(Dataset items)
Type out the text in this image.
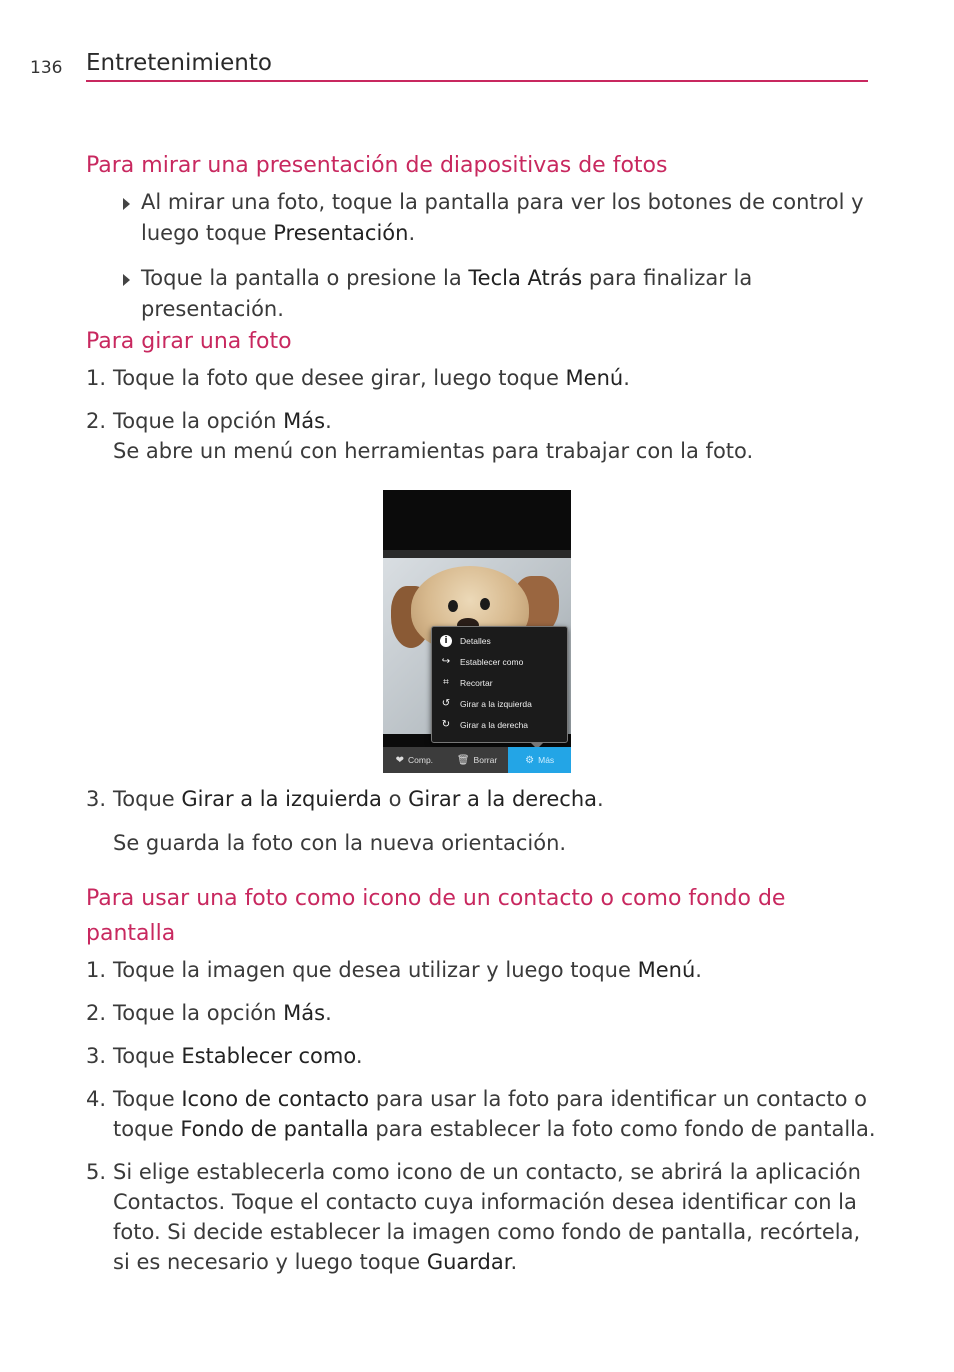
136 Entretenimiento
Para mirar una presentación de diapositivas de fotos
Al mirar una foto, toque la pantalla para ver los botones de control y luego toque Presentación.
Toque la pantalla o presione la Tecla Atrás para finalizar la presentación.
Para girar una foto
1. Toque la foto que desee girar, luego toque Menú.
2. Toque la opción Más.
Se abre un menú con herramientas para trabajar con la foto.
i	Detalles
↪ Establecer como
⌗	Recortar
↺ Girar a la izquierda
↻ Girar a la derecha
❤ Comp. 🗑 Borrar	⚙ Más
3. Toque Girar a la izquierda o Girar a la derecha.
Se guarda la foto con la nueva orientación.
Para usar una foto como icono de un contacto o como fondo de pantalla
1. Toque la imagen que desea utilizar y luego toque Menú.
2. Toque la opción Más.
3. Toque Establecer como.
4. Toque Icono de contacto para usar la foto para identificar un contacto o toque Fondo de pantalla para establecer la foto como fondo de pantalla.
5. Si elige establecerla como icono de un contacto, se abrirá la aplicación Contactos. Toque el contacto cuya información desea identificar con la foto. Si decide establecer la imagen como fondo de pantalla, recórtela, si es necesario y luego toque Guardar.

_PROMPT_.
From the entries above, pull out each line that includes "mirar".

_CORRECT RESULT_.
Para mirar una presentación de diapositivas de fotos
Al mirar una foto, toque la pantalla para ver los botones de control y luego toque Presentación.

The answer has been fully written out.